**TASK BRIEF:**
Copy everything in the data below exactly except the pictures.

**DATA FOR THIS EXERCISE:**
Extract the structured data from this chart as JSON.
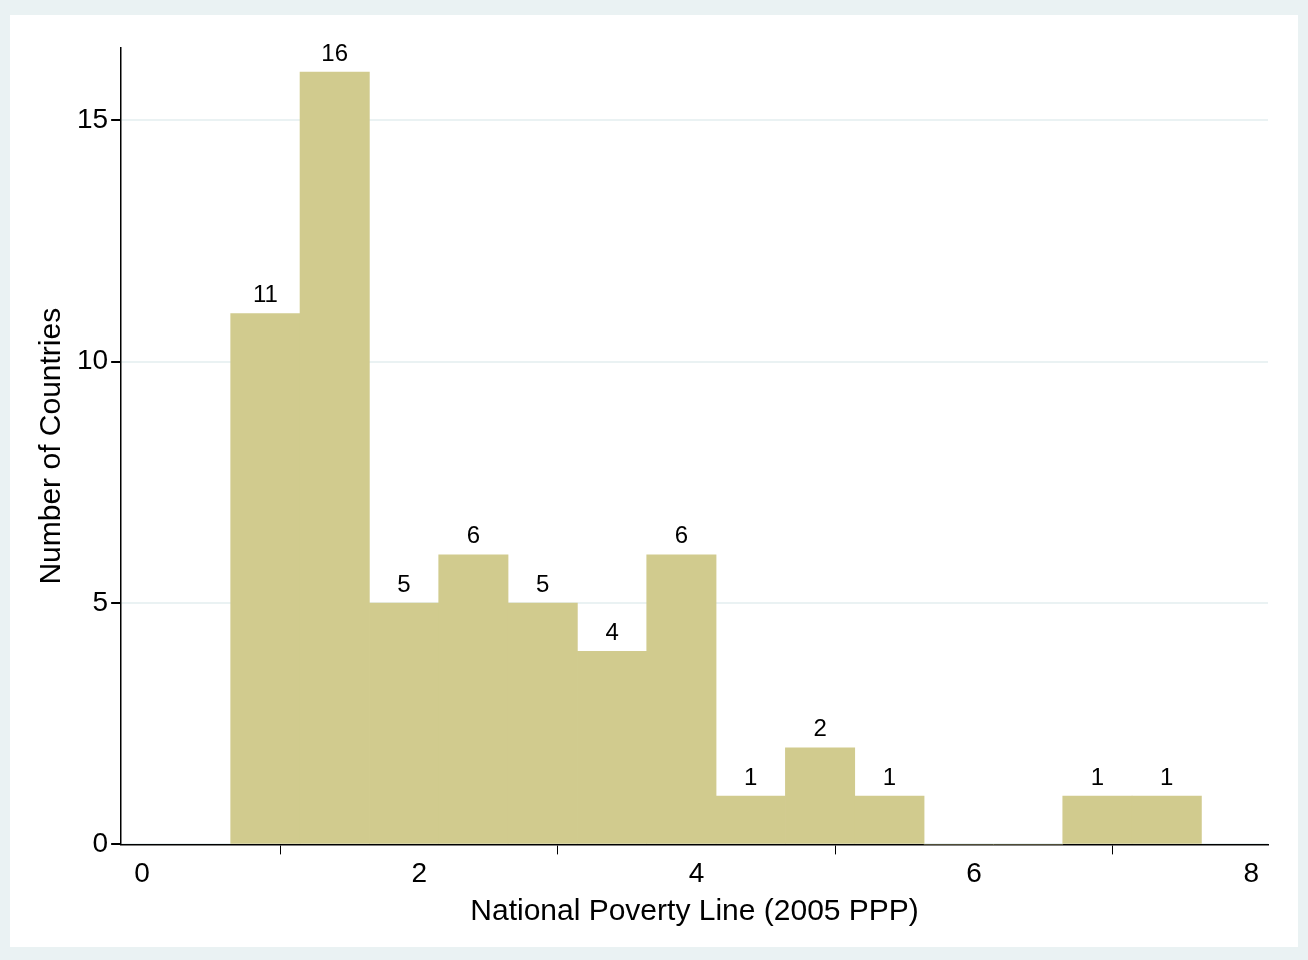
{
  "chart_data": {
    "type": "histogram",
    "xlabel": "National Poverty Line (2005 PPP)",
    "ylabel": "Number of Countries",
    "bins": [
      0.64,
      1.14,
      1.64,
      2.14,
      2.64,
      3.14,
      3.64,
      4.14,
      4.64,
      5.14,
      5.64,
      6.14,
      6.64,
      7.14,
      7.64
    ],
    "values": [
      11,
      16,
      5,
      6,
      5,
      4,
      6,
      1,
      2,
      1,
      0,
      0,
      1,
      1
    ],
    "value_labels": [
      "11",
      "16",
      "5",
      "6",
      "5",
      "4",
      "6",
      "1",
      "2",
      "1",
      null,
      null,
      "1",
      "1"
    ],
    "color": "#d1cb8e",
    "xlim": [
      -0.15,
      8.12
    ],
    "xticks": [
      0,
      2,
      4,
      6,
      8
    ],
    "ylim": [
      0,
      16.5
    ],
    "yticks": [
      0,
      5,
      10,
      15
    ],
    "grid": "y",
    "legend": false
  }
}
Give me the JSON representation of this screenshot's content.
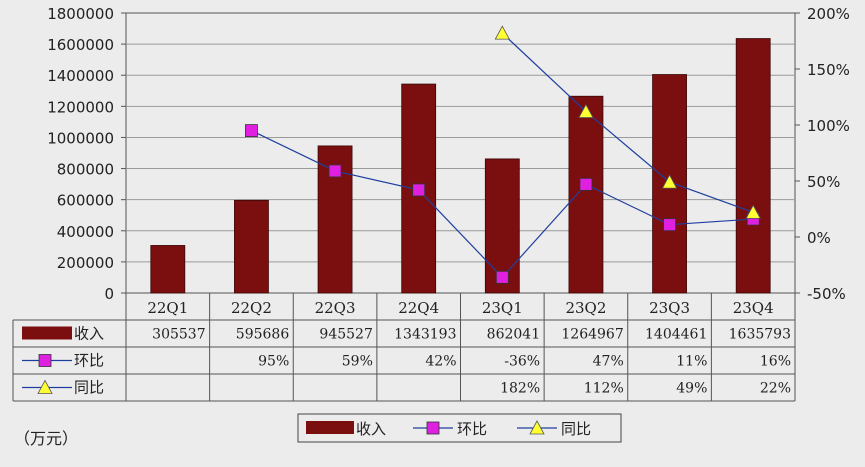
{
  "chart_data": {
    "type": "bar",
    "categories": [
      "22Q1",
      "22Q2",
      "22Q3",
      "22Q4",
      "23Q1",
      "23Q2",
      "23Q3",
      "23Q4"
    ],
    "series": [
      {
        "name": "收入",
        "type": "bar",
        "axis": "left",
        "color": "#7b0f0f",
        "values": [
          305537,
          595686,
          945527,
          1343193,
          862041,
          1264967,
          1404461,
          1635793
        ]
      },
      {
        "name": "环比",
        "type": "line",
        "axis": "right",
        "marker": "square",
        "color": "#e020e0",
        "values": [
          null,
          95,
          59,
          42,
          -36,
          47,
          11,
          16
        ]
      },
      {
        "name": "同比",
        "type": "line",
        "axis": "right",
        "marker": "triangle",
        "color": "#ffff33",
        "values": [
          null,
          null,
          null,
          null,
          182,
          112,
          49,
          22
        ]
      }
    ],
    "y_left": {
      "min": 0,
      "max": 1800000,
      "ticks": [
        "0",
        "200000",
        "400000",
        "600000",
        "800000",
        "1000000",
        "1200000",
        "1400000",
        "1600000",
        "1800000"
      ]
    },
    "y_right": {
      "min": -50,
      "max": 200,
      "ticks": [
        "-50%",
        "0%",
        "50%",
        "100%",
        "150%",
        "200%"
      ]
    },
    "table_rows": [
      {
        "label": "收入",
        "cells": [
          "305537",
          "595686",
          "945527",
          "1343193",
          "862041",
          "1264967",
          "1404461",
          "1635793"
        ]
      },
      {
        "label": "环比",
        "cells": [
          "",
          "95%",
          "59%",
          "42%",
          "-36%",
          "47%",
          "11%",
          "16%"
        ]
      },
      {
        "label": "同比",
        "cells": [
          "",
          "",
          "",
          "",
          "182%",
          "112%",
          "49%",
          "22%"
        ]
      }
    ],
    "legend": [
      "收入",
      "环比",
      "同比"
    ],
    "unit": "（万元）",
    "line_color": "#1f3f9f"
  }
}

**ANSWER TO THE TASK:**
Extract the structured data from this chart as JSON.
{
  "chart_data": {
    "type": "histogram",
    "xlabel": "National Poverty Line (2005 PPP)",
    "ylabel": "Number of Countries",
    "bins": [
      0.64,
      1.14,
      1.64,
      2.14,
      2.64,
      3.14,
      3.64,
      4.14,
      4.64,
      5.14,
      5.64,
      6.14,
      6.64,
      7.14,
      7.64
    ],
    "values": [
      11,
      16,
      5,
      6,
      5,
      4,
      6,
      1,
      2,
      1,
      0,
      0,
      1,
      1
    ],
    "value_labels": [
      "11",
      "16",
      "5",
      "6",
      "5",
      "4",
      "6",
      "1",
      "2",
      "1",
      null,
      null,
      "1",
      "1"
    ],
    "color": "#d1cb8e",
    "xlim": [
      -0.15,
      8.12
    ],
    "xticks": [
      0,
      2,
      4,
      6,
      8
    ],
    "ylim": [
      0,
      16.5
    ],
    "yticks": [
      0,
      5,
      10,
      15
    ],
    "grid": "y",
    "legend": false
  }
}
Give me the JSON representation of this screenshot's content.
{
  "chart_data": {
    "type": "bar",
    "categories": [
      "22Q1",
      "22Q2",
      "22Q3",
      "22Q4",
      "23Q1",
      "23Q2",
      "23Q3",
      "23Q4"
    ],
    "series": [
      {
        "name": "收入",
        "type": "bar",
        "axis": "left",
        "color": "#7b0f0f",
        "values": [
          305537,
          595686,
          945527,
          1343193,
          862041,
          1264967,
          1404461,
          1635793
        ]
      },
      {
        "name": "环比",
        "type": "line",
        "axis": "right",
        "marker": "square",
        "color": "#e020e0",
        "values": [
          null,
          95,
          59,
          42,
          -36,
          47,
          11,
          16
        ]
      },
      {
        "name": "同比",
        "type": "line",
        "axis": "right",
        "marker": "triangle",
        "color": "#ffff33",
        "values": [
          null,
          null,
          null,
          null,
          182,
          112,
          49,
          22
        ]
      }
    ],
    "y_left": {
      "min": 0,
      "max": 1800000,
      "ticks": [
        "0",
        "200000",
        "400000",
        "600000",
        "800000",
        "1000000",
        "1200000",
        "1400000",
        "1600000",
        "1800000"
      ]
    },
    "y_right": {
      "min": -50,
      "max": 200,
      "ticks": [
        "-50%",
        "0%",
        "50%",
        "100%",
        "150%",
        "200%"
      ]
    },
    "table_rows": [
      {
        "label": "收入",
        "cells": [
          "305537",
          "595686",
          "945527",
          "1343193",
          "862041",
          "1264967",
          "1404461",
          "1635793"
        ]
      },
      {
        "label": "环比",
        "cells": [
          "",
          "95%",
          "59%",
          "42%",
          "-36%",
          "47%",
          "11%",
          "16%"
        ]
      },
      {
        "label": "同比",
        "cells": [
          "",
          "",
          "",
          "",
          "182%",
          "112%",
          "49%",
          "22%"
        ]
      }
    ],
    "legend": [
      "收入",
      "环比",
      "同比"
    ],
    "unit": "（万元）",
    "line_color": "#1f3f9f"
  }
}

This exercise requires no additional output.